* CHALLENGE:
Each record must be retyped in full. No character may differ.

::: RECORD EXTRACTS :::

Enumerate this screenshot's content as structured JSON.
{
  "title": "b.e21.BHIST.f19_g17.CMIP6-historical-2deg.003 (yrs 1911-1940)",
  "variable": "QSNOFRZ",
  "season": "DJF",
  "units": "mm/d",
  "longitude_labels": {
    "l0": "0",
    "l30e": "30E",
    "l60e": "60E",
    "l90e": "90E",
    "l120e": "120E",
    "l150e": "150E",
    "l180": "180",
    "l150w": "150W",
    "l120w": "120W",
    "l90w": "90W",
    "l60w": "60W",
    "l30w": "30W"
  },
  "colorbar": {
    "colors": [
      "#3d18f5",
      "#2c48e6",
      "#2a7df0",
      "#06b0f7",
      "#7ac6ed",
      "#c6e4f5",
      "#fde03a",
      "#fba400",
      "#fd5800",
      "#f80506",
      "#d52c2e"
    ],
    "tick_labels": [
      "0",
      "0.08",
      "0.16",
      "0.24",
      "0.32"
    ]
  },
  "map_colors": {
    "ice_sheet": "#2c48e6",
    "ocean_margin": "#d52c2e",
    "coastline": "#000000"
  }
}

:::

* RESULT BELOW:
Enumerate this screenshot's content as structured JSON.
{
  "title": "b.e21.BHIST.f19_g17.CMIP6-historical-2deg.003 (yrs 1911-1940)",
  "variable": "QSNOFRZ",
  "season": "DJF",
  "units": "mm/d",
  "longitude_labels": {
    "l0": "0",
    "l30e": "30E",
    "l60e": "60E",
    "l90e": "90E",
    "l120e": "120E",
    "l150e": "150E",
    "l180": "180",
    "l150w": "150W",
    "l120w": "120W",
    "l90w": "90W",
    "l60w": "60W",
    "l30w": "30W"
  },
  "colorbar": {
    "colors": [
      "#3d18f5",
      "#2c48e6",
      "#2a7df0",
      "#06b0f7",
      "#7ac6ed",
      "#c6e4f5",
      "#fde03a",
      "#fba400",
      "#fd5800",
      "#f80506",
      "#d52c2e"
    ],
    "tick_labels": [
      "0",
      "0.08",
      "0.16",
      "0.24",
      "0.32"
    ]
  },
  "map_colors": {
    "ice_sheet": "#2c48e6",
    "ocean_margin": "#d52c2e",
    "coastline": "#000000"
  }
}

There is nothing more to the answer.